(Excerpted passage Opens)
ADHD-Life


Day 5 on Strattera
August 17, 2006, 11:41 am
Filed under: Blogroll, Testing Strattera

Day 5 on Strattera

How I feel

I feel very frustrated right now. 😦

From the first day I started with Strattera, I felt sick because of the side effects.
But I also felt happy because I felt calmer, not so stressed and explosive.
That went on until today. Even today I thought this would be a good day.

But now in the evening I felt suddenly VERY stressed and explosive.
I’m in a very bad mood and I’m happy I’m alone at home on the moment.
Because I really don’t feel good right now.

Complains/side effects

I don’t really know what to say now.
In the day I felt good, although I got out of breath very quickly today.
My wife and I where walking in the woods, not even so long.
But just after a few minutes I was already out of breath.
Me the guy who use to run half a marathon!
And on the moment I feel extreme bad.
(Excerpted passage Closes)
(Entries shown Opens)
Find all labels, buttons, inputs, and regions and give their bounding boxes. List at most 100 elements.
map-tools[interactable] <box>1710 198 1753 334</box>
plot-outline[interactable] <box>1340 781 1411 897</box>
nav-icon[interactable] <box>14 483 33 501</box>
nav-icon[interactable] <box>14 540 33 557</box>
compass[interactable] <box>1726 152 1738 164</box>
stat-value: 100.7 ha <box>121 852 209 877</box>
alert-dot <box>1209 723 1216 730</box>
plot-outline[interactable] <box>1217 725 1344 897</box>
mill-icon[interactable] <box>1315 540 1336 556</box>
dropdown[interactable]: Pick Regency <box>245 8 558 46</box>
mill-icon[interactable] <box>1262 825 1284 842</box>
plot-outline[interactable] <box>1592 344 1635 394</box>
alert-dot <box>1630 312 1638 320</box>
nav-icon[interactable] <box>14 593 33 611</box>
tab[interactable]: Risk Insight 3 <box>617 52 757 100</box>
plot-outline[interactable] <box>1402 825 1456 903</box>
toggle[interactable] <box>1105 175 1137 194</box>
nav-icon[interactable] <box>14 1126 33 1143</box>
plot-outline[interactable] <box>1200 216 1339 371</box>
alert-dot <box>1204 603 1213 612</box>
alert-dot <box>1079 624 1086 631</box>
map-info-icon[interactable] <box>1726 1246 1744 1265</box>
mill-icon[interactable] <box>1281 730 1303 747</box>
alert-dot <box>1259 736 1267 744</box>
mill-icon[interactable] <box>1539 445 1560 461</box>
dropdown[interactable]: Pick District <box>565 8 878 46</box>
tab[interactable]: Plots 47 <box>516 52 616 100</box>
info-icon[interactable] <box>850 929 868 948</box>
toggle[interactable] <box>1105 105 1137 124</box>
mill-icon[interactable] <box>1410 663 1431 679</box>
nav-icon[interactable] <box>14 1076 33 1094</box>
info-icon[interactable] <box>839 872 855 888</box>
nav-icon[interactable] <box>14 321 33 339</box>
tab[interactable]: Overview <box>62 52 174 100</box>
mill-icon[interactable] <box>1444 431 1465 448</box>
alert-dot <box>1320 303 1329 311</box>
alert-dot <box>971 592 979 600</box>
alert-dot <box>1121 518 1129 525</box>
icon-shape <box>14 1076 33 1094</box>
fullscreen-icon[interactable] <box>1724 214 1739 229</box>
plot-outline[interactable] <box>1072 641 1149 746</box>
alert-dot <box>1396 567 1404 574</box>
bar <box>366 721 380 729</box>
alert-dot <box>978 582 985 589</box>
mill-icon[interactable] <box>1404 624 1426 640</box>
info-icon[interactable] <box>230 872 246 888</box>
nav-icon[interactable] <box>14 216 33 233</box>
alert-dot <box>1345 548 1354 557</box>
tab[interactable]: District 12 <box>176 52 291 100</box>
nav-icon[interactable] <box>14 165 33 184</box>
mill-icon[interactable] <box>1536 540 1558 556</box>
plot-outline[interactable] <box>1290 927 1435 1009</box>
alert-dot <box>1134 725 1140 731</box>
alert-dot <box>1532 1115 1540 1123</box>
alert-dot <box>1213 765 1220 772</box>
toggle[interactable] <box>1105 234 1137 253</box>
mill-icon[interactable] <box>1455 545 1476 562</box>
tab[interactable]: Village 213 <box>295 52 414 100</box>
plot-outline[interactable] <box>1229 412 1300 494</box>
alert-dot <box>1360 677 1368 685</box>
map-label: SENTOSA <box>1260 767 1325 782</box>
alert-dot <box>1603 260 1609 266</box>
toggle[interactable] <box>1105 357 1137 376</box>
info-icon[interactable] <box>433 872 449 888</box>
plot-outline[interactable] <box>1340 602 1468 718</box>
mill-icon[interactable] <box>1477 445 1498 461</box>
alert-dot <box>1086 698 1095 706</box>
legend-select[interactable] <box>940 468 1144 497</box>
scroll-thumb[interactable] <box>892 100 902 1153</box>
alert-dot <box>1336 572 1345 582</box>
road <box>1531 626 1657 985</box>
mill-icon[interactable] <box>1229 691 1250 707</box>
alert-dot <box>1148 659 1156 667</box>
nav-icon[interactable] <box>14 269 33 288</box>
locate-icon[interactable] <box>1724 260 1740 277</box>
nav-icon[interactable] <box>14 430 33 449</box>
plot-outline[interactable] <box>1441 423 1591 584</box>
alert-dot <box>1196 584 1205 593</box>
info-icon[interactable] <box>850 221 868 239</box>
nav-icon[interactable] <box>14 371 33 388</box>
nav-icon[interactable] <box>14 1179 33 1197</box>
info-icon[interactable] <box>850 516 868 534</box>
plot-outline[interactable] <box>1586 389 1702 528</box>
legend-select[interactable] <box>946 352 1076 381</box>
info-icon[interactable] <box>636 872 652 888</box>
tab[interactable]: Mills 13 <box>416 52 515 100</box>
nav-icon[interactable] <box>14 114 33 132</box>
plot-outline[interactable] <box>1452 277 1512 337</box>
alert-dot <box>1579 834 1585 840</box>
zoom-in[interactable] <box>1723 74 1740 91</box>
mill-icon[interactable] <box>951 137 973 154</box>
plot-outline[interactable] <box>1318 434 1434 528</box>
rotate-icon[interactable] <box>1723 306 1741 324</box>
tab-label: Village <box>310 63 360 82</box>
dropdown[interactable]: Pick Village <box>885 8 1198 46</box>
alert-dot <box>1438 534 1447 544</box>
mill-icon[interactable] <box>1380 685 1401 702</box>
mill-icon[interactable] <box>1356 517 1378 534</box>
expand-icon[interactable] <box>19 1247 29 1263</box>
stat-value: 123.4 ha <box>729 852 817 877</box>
(Entries shown Closes)
Answer these questions about the blog post:
1. Which day on Strattera does the post cover?
2. At what time of day did the writer suddenly feel very stressed and explosive?
3. Where were the writer and the writer's wife walking?
These entries are separate material and have no connection to the blog post.

1. Day 5.
2. In the evening.
3. In the woods.